__Brief__.
Every line of the listing must be reproduced as it stands. Leave the images behind.

◇ ◇ ◇ ◇ ◇

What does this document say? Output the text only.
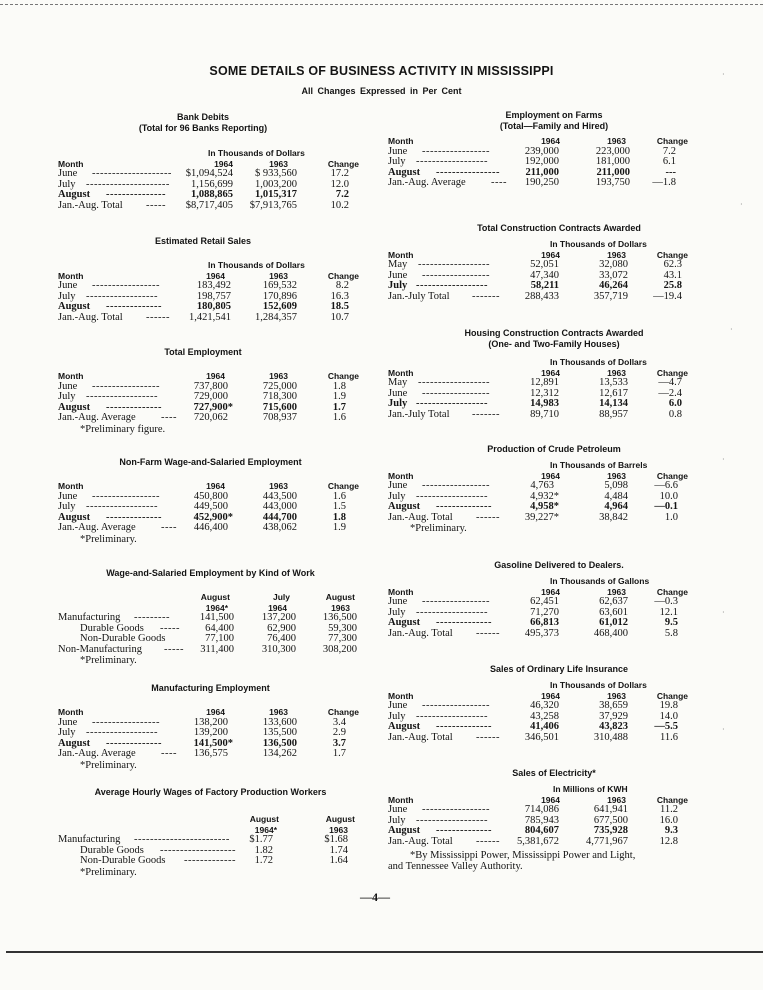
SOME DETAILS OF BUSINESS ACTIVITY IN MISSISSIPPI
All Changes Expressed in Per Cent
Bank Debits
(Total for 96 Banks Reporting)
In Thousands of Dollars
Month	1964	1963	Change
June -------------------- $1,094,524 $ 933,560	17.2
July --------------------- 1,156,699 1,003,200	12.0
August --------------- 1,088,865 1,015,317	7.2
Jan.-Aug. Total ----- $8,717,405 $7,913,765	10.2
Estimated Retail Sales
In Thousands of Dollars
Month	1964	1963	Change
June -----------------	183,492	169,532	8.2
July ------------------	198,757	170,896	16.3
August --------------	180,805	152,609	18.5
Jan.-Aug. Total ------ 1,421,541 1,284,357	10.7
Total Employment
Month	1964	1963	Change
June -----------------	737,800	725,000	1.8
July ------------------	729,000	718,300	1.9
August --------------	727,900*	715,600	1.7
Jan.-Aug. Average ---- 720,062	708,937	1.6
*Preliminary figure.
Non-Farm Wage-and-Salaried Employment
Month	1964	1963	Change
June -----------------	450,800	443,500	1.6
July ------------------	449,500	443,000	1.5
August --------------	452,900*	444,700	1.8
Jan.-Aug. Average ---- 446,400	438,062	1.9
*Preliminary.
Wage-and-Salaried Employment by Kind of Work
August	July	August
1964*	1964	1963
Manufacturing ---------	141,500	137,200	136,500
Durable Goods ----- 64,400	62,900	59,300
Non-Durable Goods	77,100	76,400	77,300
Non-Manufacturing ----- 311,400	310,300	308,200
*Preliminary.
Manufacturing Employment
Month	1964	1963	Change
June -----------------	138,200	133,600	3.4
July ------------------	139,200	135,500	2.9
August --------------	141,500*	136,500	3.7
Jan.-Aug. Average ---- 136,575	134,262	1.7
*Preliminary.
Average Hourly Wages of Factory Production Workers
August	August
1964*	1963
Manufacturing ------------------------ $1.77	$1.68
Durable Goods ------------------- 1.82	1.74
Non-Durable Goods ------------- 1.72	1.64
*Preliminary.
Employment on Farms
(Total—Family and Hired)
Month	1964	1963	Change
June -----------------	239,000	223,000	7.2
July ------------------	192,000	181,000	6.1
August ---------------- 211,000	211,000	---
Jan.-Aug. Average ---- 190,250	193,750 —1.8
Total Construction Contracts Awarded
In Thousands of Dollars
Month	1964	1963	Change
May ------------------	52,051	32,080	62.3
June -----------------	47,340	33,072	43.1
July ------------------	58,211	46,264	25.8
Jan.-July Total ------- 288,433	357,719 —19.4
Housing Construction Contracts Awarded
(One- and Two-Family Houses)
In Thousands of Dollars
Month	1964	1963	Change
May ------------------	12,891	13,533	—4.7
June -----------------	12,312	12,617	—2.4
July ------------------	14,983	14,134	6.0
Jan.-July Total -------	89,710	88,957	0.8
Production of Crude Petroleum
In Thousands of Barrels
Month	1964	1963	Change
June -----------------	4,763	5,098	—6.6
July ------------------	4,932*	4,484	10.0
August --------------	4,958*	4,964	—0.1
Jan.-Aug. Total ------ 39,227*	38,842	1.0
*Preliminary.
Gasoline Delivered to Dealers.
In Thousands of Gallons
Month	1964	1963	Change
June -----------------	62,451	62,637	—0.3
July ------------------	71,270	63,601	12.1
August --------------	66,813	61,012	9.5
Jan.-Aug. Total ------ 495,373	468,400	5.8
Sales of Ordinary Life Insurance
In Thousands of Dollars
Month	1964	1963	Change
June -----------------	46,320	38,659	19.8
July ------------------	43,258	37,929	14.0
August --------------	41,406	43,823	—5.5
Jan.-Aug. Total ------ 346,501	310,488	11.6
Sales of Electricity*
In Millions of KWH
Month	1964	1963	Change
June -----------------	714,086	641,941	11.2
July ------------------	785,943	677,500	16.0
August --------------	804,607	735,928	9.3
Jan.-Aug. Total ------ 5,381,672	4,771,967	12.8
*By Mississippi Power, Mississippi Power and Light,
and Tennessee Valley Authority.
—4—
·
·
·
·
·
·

◇ ◇ ◇ ◇ ◇

__The solution__.
What does this document say? Output the text only.
SOME DETAILS OF BUSINESS ACTIVITY IN MISSISSIPPI
All Changes Expressed in Per Cent
Bank Debits
(Total for 96 Banks Reporting)
In Thousands of Dollars
Month	1964	1963	Change
June -------------------- $1,094,524 $ 933,560	17.2
July --------------------- 1,156,699 1,003,200	12.0
August --------------- 1,088,865 1,015,317	7.2
Jan.-Aug. Total ----- $8,717,405 $7,913,765	10.2
Estimated Retail Sales
In Thousands of Dollars
Month	1964	1963	Change
June -----------------	183,492	169,532	8.2
July ------------------	198,757	170,896	16.3
August --------------	180,805	152,609	18.5
Jan.-Aug. Total ------ 1,421,541 1,284,357	10.7
Total Employment
Month	1964	1963	Change
June -----------------	737,800	725,000	1.8
July ------------------	729,000	718,300	1.9
August --------------	727,900*	715,600	1.7
Jan.-Aug. Average ---- 720,062	708,937	1.6
*Preliminary figure.
Non-Farm Wage-and-Salaried Employment
Month	1964	1963	Change
June -----------------	450,800	443,500	1.6
July ------------------	449,500	443,000	1.5
August --------------	452,900*	444,700	1.8
Jan.-Aug. Average ---- 446,400	438,062	1.9
*Preliminary.
Wage-and-Salaried Employment by Kind of Work
August	July	August
1964*	1964	1963
Manufacturing ---------	141,500	137,200	136,500
Durable Goods ----- 64,400	62,900	59,300
Non-Durable Goods	77,100	76,400	77,300
Non-Manufacturing ----- 311,400	310,300	308,200
*Preliminary.
Manufacturing Employment
Month	1964	1963	Change
June -----------------	138,200	133,600	3.4
July ------------------	139,200	135,500	2.9
August --------------	141,500*	136,500	3.7
Jan.-Aug. Average ---- 136,575	134,262	1.7
*Preliminary.
Average Hourly Wages of Factory Production Workers
August	August
1964*	1963
Manufacturing ------------------------ $1.77	$1.68
Durable Goods ------------------- 1.82	1.74
Non-Durable Goods ------------- 1.72	1.64
*Preliminary.
Employment on Farms
(Total—Family and Hired)
Month	1964	1963	Change
June -----------------	239,000	223,000	7.2
July ------------------	192,000	181,000	6.1
August ---------------- 211,000	211,000	---
Jan.-Aug. Average ---- 190,250	193,750 —1.8
Total Construction Contracts Awarded
In Thousands of Dollars
Month	1964	1963	Change
May ------------------	52,051	32,080	62.3
June -----------------	47,340	33,072	43.1
July ------------------	58,211	46,264	25.8
Jan.-July Total ------- 288,433	357,719 —19.4
Housing Construction Contracts Awarded
(One- and Two-Family Houses)
In Thousands of Dollars
Month	1964	1963	Change
May ------------------	12,891	13,533	—4.7
June -----------------	12,312	12,617	—2.4
July ------------------	14,983	14,134	6.0
Jan.-July Total -------	89,710	88,957	0.8
Production of Crude Petroleum
In Thousands of Barrels
Month	1964	1963	Change
June -----------------	4,763	5,098	—6.6
July ------------------	4,932*	4,484	10.0
August --------------	4,958*	4,964	—0.1
Jan.-Aug. Total ------ 39,227*	38,842	1.0
*Preliminary.
Gasoline Delivered to Dealers.
In Thousands of Gallons
Month	1964	1963	Change
June -----------------	62,451	62,637	—0.3
July ------------------	71,270	63,601	12.1
August --------------	66,813	61,012	9.5
Jan.-Aug. Total ------ 495,373	468,400	5.8
Sales of Ordinary Life Insurance
In Thousands of Dollars
Month	1964	1963	Change
June -----------------	46,320	38,659	19.8
July ------------------	43,258	37,929	14.0
August --------------	41,406	43,823	—5.5
Jan.-Aug. Total ------ 346,501	310,488	11.6
Sales of Electricity*
In Millions of KWH
Month	1964	1963	Change
June -----------------	714,086	641,941	11.2
July ------------------	785,943	677,500	16.0
August --------------	804,607	735,928	9.3
Jan.-Aug. Total ------ 5,381,672	4,771,967	12.8
*By Mississippi Power, Mississippi Power and Light,
and Tennessee Valley Authority.
—4—
·
·
·
·
·
·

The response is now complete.